[WORK TO DO] Reproduce each line of the material exactly, minus any picture.

[DATA SHOWN]
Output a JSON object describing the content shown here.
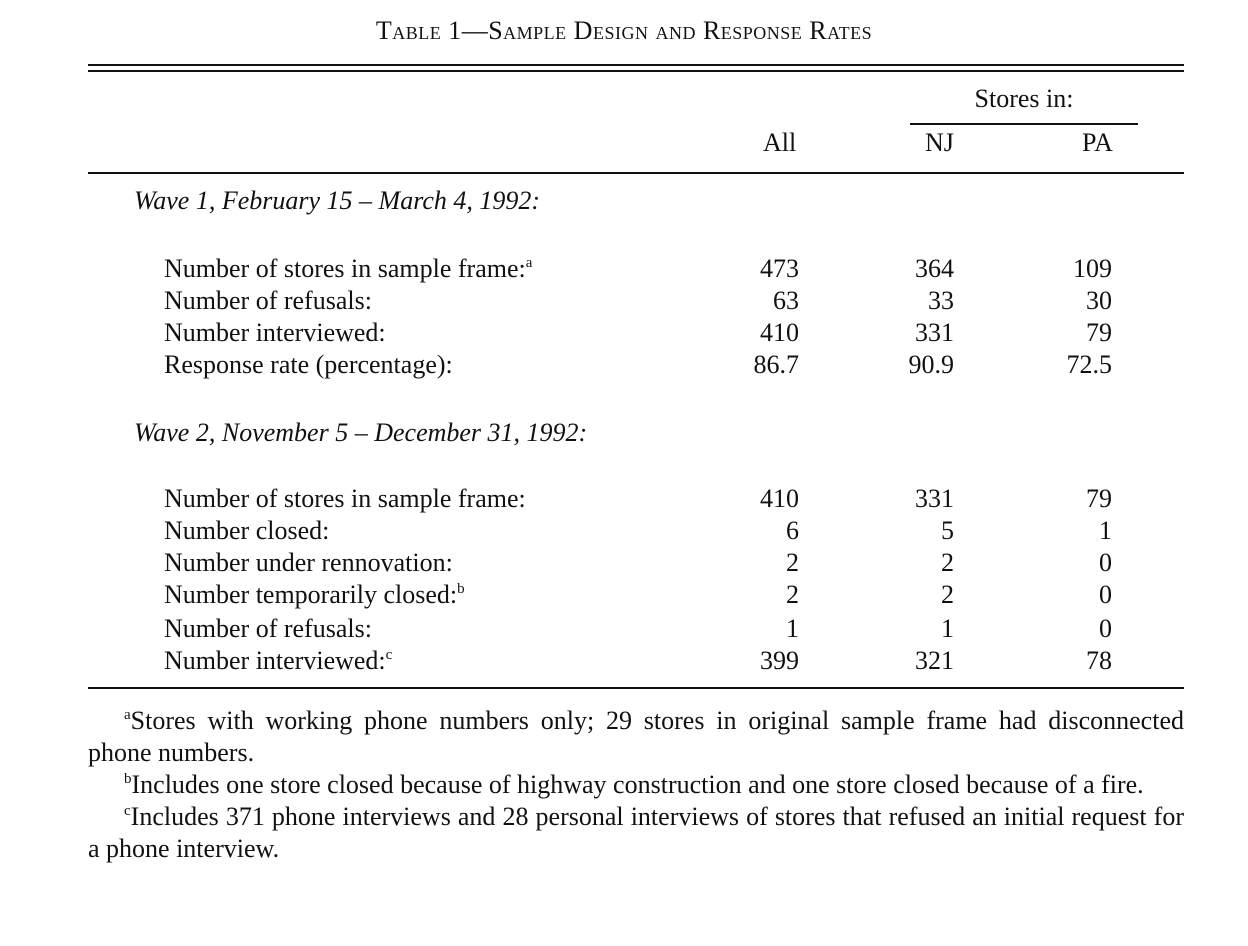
{
  "title": "Table 1—Sample Design and Response Rates",
  "header": {
    "stores_in": "Stores in:",
    "col_all": "All",
    "col_nj": "NJ",
    "col_pa": "PA"
  },
  "wave1": {
    "heading": "Wave 1, February 15 – March 4, 1992:",
    "rows": [
      {
        "label": "Number of stores in sample frame:",
        "note": "a",
        "all": "473",
        "nj": "364",
        "pa": "109"
      },
      {
        "label": "Number of refusals:",
        "note": "",
        "all": "63",
        "nj": "33",
        "pa": "30"
      },
      {
        "label": "Number interviewed:",
        "note": "",
        "all": "410",
        "nj": "331",
        "pa": "79"
      },
      {
        "label": "Response rate (percentage):",
        "note": "",
        "all": "86.7",
        "nj": "90.9",
        "pa": "72.5"
      }
    ]
  },
  "wave2": {
    "heading": "Wave 2, November 5 – December 31, 1992:",
    "rows": [
      {
        "label": "Number of stores in sample frame:",
        "note": "",
        "all": "410",
        "nj": "331",
        "pa": "79"
      },
      {
        "label": "Number closed:",
        "note": "",
        "all": "6",
        "nj": "5",
        "pa": "1"
      },
      {
        "label": "Number under rennovation:",
        "note": "",
        "all": "2",
        "nj": "2",
        "pa": "0"
      },
      {
        "label": "Number temporarily closed:",
        "note": "b",
        "all": "2",
        "nj": "2",
        "pa": "0"
      },
      {
        "label": "Number of refusals:",
        "note": "",
        "all": "1",
        "nj": "1",
        "pa": "0"
      },
      {
        "label": "Number interviewed:",
        "note": "c",
        "all": "399",
        "nj": "321",
        "pa": "78"
      }
    ]
  },
  "footnotes": [
    {
      "mark": "a",
      "text": "Stores with working phone numbers only; 29 stores in original sample frame had disconnected phone numbers."
    },
    {
      "mark": "b",
      "text": "Includes one store closed because of highway construction and one store closed because of a fire."
    },
    {
      "mark": "c",
      "text": "Includes 371 phone interviews and 28 personal interviews of stores that refused an initial request for a phone interview."
    }
  ]
}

[SOLUTION]
Output a JSON object describing the content shown here.
{
  "title": "Table 1—Sample Design and Response Rates",
  "header": {
    "stores_in": "Stores in:",
    "col_all": "All",
    "col_nj": "NJ",
    "col_pa": "PA"
  },
  "wave1": {
    "heading": "Wave 1, February 15 – March 4, 1992:",
    "rows": [
      {
        "label": "Number of stores in sample frame:",
        "note": "a",
        "all": "473",
        "nj": "364",
        "pa": "109"
      },
      {
        "label": "Number of refusals:",
        "note": "",
        "all": "63",
        "nj": "33",
        "pa": "30"
      },
      {
        "label": "Number interviewed:",
        "note": "",
        "all": "410",
        "nj": "331",
        "pa": "79"
      },
      {
        "label": "Response rate (percentage):",
        "note": "",
        "all": "86.7",
        "nj": "90.9",
        "pa": "72.5"
      }
    ]
  },
  "wave2": {
    "heading": "Wave 2, November 5 – December 31, 1992:",
    "rows": [
      {
        "label": "Number of stores in sample frame:",
        "note": "",
        "all": "410",
        "nj": "331",
        "pa": "79"
      },
      {
        "label": "Number closed:",
        "note": "",
        "all": "6",
        "nj": "5",
        "pa": "1"
      },
      {
        "label": "Number under rennovation:",
        "note": "",
        "all": "2",
        "nj": "2",
        "pa": "0"
      },
      {
        "label": "Number temporarily closed:",
        "note": "b",
        "all": "2",
        "nj": "2",
        "pa": "0"
      },
      {
        "label": "Number of refusals:",
        "note": "",
        "all": "1",
        "nj": "1",
        "pa": "0"
      },
      {
        "label": "Number interviewed:",
        "note": "c",
        "all": "399",
        "nj": "321",
        "pa": "78"
      }
    ]
  },
  "footnotes": [
    {
      "mark": "a",
      "text": "Stores with working phone numbers only; 29 stores in original sample frame had disconnected phone numbers."
    },
    {
      "mark": "b",
      "text": "Includes one store closed because of highway construction and one store closed because of a fire."
    },
    {
      "mark": "c",
      "text": "Includes 371 phone interviews and 28 personal interviews of stores that refused an initial request for a phone interview."
    }
  ]
}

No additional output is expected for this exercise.